Recorded data:

((

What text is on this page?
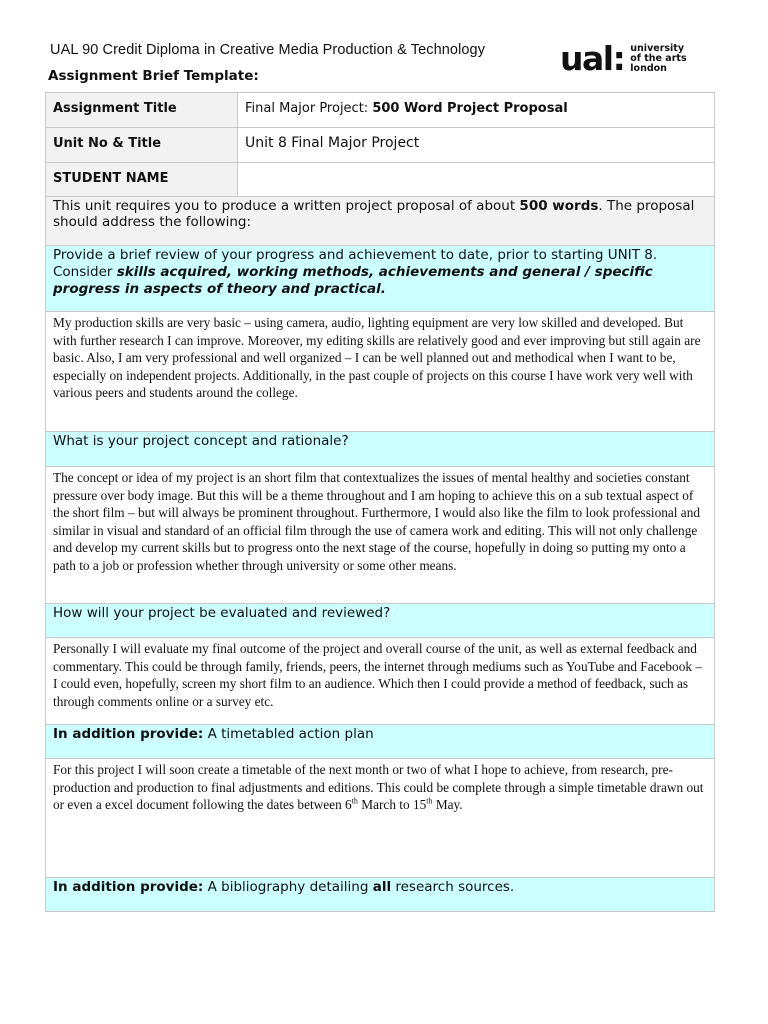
UAL 90 Credit Diploma in Creative Media Production & Technology
Assignment Brief Template:	ual: university
of the arts
london
Assignment Title	Final Major Project: 500 Word Project Proposal

Unit No & Title	Unit 8 Final Major Project

STUDENT NAME	

This unit requires you to produce a written project proposal of about 500 words. The proposal should address the following:	

Provide a brief review of your progress and achievement to date, prior to starting UNIT 8. Consider skills acquired, working methods, achievements and general / specific progress in aspects of theory and practical.	

My production skills are very basic – using camera, audio, lighting equipment are very low skilled and developed. But with further research I can improve. Moreover, my editing skills are relatively good and ever improving but still again are basic. Also, I am very professional and well organized – I can be well planned out and methodical when I want to be, especially on independent projects. Additionally, in the past couple of projects on this course I have work very well with various peers and students around the college.	

What is your project concept and rationale?	

The concept or idea of my project is an short film that contextualizes the issues of mental healthy and societies constant pressure over body image. But this will be a theme throughout and I am hoping to achieve this on a sub textual aspect of the short film – but will always be prominent throughout. Furthermore, I would also like the film to look professional and similar in visual and standard of an official film through the use of camera work and editing. This will not only challenge and develop my current skills but to progress onto the next stage of the course, hopefully in doing so putting my onto a path to a job or profession whether through university or some other means.	

How will your project be evaluated and reviewed?	

Personally I will evaluate my final outcome of the project and overall course of the unit, as well as external feedback and commentary. This could be through family, friends, peers, the internet through mediums such as YouTube and Facebook – I could even, hopefully, screen my short film to an audience. Which then I could provide a method of feedback, such as through comments online or a survey etc.	

In addition provide: A timetabled action plan	

For this project I will soon create a timetable of the next month or two of what I hope to achieve, from research, pre-production and production to final adjustments and editions. This could be complete through a simple timetable drawn out or even a excel document following the dates between 6th March to 15th May.	

In addition provide: A bibliography detailing all research sources.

))

Print the whole listing above once more, word for word, without its pictures.

The output
What text is on this page?
UAL 90 Credit Diploma in Creative Media Production & Technology
Assignment Brief Template:	ual: university
of the arts
london
Assignment Title	Final Major Project: 500 Word Project Proposal

Unit No & Title	Unit 8 Final Major Project

STUDENT NAME	

This unit requires you to produce a written project proposal of about 500 words. The proposal should address the following:	

Provide a brief review of your progress and achievement to date, prior to starting UNIT 8. Consider skills acquired, working methods, achievements and general / specific progress in aspects of theory and practical.	

My production skills are very basic – using camera, audio, lighting equipment are very low skilled and developed. But with further research I can improve. Moreover, my editing skills are relatively good and ever improving but still again are basic. Also, I am very professional and well organized – I can be well planned out and methodical when I want to be, especially on independent projects. Additionally, in the past couple of projects on this course I have work very well with various peers and students around the college.	

What is your project concept and rationale?	

The concept or idea of my project is an short film that contextualizes the issues of mental healthy and societies constant pressure over body image. But this will be a theme throughout and I am hoping to achieve this on a sub textual aspect of the short film – but will always be prominent throughout. Furthermore, I would also like the film to look professional and similar in visual and standard of an official film through the use of camera work and editing. This will not only challenge and develop my current skills but to progress onto the next stage of the course, hopefully in doing so putting my onto a path to a job or profession whether through university or some other means.	

How will your project be evaluated and reviewed?	

Personally I will evaluate my final outcome of the project and overall course of the unit, as well as external feedback and commentary. This could be through family, friends, peers, the internet through mediums such as YouTube and Facebook – I could even, hopefully, screen my short film to an audience. Which then I could provide a method of feedback, such as through comments online or a survey etc.	

In addition provide: A timetabled action plan	

For this project I will soon create a timetable of the next month or two of what I hope to achieve, from research, pre-production and production to final adjustments and editions. This could be complete through a simple timetable drawn out or even a excel document following the dates between 6th March to 15th May.	

In addition provide: A bibliography detailing all research sources.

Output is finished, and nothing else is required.